● TRY IT:
Across the records that follow, how many lines contain the string "Ctrl"? Answer with the number only.

● RECORD EXTRACTS:

_ _ _ _ _ _ _

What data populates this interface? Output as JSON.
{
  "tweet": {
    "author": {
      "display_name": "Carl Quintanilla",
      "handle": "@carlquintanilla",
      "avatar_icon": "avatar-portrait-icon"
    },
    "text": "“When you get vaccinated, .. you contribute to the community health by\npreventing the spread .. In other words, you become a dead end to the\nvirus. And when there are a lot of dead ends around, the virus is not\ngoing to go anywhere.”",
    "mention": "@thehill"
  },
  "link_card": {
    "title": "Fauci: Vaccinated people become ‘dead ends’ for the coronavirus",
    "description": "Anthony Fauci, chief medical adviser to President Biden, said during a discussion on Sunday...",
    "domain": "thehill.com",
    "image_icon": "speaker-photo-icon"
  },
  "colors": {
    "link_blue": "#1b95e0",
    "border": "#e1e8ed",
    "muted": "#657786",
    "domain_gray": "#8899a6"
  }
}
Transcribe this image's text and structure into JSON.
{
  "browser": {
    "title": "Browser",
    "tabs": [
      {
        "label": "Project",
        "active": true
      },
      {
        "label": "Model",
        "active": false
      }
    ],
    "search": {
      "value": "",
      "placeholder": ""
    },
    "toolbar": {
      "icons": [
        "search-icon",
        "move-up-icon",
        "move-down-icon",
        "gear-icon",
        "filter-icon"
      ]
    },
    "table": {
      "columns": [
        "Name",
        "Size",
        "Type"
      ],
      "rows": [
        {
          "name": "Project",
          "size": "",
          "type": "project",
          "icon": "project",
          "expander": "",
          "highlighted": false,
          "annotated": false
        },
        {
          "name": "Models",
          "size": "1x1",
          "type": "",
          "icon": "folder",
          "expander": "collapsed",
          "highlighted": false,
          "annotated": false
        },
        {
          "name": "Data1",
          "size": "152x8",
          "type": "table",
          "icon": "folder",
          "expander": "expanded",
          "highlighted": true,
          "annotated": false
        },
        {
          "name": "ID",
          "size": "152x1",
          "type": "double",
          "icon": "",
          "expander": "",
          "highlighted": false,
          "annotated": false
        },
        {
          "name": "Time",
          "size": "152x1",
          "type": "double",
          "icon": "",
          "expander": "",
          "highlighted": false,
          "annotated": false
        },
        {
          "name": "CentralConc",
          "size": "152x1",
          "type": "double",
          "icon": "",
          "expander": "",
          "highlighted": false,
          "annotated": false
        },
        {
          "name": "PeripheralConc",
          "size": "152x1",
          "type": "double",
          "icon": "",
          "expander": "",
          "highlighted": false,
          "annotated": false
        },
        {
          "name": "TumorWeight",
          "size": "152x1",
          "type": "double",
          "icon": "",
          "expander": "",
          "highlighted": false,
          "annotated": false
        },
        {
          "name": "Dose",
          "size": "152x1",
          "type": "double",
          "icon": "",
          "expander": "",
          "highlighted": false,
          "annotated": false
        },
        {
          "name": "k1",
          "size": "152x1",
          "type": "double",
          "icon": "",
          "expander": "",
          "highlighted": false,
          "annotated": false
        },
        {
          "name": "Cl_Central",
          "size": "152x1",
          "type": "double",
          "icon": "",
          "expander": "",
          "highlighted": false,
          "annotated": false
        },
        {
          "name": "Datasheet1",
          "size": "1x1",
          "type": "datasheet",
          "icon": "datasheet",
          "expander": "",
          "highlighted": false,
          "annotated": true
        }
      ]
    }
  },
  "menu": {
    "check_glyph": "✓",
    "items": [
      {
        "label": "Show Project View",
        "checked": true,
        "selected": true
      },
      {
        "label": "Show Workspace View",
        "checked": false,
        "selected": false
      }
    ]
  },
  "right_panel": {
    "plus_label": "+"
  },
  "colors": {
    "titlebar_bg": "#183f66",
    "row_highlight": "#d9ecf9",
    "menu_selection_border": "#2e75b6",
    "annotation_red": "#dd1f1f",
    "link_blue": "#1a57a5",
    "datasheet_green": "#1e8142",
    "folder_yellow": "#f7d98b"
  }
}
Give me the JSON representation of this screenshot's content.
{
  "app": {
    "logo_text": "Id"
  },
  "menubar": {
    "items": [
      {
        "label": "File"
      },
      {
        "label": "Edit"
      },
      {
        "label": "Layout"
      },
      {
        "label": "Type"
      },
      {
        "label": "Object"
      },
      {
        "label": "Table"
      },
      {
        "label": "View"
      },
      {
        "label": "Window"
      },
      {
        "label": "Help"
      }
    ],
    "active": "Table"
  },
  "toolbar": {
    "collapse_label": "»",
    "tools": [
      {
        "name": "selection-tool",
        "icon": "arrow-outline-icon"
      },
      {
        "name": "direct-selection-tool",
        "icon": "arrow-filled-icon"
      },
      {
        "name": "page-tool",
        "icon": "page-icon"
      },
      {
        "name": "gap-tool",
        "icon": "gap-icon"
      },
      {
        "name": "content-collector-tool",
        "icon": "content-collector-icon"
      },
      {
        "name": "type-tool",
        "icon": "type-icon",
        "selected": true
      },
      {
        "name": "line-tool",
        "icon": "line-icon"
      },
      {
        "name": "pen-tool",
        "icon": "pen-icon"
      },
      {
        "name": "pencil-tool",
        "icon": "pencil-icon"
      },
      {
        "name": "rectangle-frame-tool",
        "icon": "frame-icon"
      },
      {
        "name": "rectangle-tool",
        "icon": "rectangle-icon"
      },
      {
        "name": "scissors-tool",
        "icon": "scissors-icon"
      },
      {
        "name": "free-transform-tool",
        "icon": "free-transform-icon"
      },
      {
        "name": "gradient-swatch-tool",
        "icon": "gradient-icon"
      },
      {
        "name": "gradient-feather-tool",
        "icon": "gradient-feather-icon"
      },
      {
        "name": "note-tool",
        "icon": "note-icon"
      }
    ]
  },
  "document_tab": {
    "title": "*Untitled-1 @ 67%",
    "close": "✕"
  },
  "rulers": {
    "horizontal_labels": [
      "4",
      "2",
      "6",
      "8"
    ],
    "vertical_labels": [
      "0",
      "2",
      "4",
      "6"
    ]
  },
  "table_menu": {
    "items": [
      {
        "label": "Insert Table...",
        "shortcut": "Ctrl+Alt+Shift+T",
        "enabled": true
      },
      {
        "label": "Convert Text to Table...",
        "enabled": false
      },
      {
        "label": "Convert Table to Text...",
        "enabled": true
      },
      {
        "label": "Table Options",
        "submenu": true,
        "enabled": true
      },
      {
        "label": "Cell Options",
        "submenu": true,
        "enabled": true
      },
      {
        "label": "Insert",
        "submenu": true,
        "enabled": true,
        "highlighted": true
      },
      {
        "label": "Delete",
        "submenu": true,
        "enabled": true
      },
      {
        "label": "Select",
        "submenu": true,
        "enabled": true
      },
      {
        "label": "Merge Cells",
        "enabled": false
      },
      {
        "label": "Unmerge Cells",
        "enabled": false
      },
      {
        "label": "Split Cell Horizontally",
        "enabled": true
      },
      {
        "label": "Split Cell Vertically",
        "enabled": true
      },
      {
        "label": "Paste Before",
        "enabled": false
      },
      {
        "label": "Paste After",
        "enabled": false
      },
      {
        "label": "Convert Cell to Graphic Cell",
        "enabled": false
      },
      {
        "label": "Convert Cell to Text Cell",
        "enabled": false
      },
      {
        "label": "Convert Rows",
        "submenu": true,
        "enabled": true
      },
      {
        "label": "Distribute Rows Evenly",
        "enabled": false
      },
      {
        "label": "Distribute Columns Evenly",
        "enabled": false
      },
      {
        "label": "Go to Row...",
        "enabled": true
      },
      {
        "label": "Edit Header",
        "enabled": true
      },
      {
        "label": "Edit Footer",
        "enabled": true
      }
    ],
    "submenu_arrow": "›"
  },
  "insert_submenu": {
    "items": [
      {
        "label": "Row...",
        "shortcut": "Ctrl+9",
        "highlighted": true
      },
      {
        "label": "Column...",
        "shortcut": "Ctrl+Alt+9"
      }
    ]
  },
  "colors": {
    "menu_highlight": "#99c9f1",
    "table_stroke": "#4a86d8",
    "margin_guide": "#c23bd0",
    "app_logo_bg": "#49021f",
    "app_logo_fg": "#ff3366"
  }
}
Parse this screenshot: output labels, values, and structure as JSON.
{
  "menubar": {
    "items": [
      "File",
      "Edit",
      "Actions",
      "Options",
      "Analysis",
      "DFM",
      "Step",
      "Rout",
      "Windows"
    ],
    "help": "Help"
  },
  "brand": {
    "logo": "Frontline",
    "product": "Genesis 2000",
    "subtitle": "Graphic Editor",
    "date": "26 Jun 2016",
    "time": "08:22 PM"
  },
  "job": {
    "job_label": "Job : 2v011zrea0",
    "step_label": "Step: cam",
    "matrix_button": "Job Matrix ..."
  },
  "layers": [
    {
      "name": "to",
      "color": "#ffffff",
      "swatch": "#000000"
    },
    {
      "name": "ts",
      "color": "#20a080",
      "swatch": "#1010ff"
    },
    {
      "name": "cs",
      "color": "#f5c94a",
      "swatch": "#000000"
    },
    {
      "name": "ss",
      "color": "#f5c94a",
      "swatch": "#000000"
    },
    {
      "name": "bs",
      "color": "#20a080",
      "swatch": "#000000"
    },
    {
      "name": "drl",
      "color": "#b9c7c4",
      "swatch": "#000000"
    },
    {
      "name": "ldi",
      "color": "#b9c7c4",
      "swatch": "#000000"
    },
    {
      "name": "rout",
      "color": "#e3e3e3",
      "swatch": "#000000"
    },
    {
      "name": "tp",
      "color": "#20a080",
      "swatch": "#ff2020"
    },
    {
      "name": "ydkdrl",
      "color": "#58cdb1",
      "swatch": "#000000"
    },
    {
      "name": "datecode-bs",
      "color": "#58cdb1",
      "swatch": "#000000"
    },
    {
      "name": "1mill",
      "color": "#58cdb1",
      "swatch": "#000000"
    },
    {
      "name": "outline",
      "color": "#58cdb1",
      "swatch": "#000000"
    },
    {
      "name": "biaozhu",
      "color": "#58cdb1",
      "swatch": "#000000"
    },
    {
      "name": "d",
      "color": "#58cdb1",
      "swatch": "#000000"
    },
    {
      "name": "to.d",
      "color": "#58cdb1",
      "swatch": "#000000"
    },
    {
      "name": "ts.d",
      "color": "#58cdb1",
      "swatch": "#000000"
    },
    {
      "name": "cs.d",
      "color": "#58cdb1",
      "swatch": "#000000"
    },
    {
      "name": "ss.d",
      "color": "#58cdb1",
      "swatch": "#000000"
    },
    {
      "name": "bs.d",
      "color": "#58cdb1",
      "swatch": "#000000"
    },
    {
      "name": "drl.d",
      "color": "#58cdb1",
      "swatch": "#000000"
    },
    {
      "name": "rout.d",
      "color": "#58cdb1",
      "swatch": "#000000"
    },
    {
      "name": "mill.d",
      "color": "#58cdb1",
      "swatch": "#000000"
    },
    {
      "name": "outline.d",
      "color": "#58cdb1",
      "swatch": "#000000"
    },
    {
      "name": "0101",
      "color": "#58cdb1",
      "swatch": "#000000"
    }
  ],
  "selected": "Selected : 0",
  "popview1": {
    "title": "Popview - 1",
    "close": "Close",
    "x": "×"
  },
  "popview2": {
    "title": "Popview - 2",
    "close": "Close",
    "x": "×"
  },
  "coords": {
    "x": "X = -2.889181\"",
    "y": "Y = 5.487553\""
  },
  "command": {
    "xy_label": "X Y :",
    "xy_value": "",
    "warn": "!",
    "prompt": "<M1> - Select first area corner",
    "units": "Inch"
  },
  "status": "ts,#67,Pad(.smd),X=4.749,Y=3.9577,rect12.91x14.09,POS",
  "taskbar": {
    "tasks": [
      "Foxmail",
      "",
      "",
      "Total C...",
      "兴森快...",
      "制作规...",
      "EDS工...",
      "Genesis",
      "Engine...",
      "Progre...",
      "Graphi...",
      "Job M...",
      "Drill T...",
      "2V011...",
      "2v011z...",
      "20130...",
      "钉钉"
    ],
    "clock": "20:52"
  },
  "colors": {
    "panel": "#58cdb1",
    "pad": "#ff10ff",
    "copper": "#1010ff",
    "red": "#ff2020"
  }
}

_ _ _ _ _ _ _

● WRITTEN RESPONSE:
3